EXERCISE AIM
Reproduce the listing word for word, leaving every picture behind.

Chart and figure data
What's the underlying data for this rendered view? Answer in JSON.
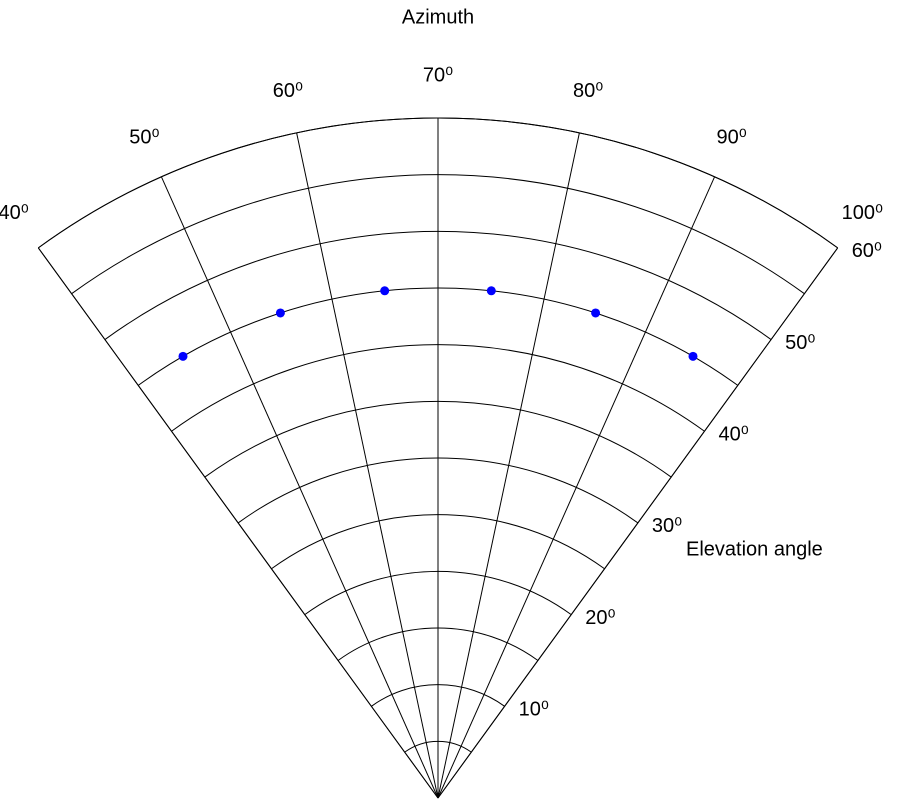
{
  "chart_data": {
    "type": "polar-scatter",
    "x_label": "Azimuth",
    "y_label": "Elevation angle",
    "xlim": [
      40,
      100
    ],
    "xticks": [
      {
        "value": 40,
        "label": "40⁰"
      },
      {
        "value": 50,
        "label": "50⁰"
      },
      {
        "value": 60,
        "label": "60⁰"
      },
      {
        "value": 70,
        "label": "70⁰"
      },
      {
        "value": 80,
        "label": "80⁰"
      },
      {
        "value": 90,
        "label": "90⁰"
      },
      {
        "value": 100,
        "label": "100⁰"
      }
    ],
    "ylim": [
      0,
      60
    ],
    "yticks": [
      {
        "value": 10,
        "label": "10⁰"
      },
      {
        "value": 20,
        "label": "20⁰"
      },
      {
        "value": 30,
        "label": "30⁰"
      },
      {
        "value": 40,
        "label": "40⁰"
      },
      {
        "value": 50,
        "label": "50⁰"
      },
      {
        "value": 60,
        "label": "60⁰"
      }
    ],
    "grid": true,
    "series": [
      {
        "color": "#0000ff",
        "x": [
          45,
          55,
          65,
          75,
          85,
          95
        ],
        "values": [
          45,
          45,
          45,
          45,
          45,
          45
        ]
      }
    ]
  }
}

RESULT
What's the underlying data for this rendered view? Answer in JSON.
{
  "chart_data": {
    "type": "polar-scatter",
    "x_label": "Azimuth",
    "y_label": "Elevation angle",
    "xlim": [
      40,
      100
    ],
    "xticks": [
      {
        "value": 40,
        "label": "40⁰"
      },
      {
        "value": 50,
        "label": "50⁰"
      },
      {
        "value": 60,
        "label": "60⁰"
      },
      {
        "value": 70,
        "label": "70⁰"
      },
      {
        "value": 80,
        "label": "80⁰"
      },
      {
        "value": 90,
        "label": "90⁰"
      },
      {
        "value": 100,
        "label": "100⁰"
      }
    ],
    "ylim": [
      0,
      60
    ],
    "yticks": [
      {
        "value": 10,
        "label": "10⁰"
      },
      {
        "value": 20,
        "label": "20⁰"
      },
      {
        "value": 30,
        "label": "30⁰"
      },
      {
        "value": 40,
        "label": "40⁰"
      },
      {
        "value": 50,
        "label": "50⁰"
      },
      {
        "value": 60,
        "label": "60⁰"
      }
    ],
    "grid": true,
    "series": [
      {
        "color": "#0000ff",
        "x": [
          45,
          55,
          65,
          75,
          85,
          95
        ],
        "values": [
          45,
          45,
          45,
          45,
          45,
          45
        ]
      }
    ]
  }
}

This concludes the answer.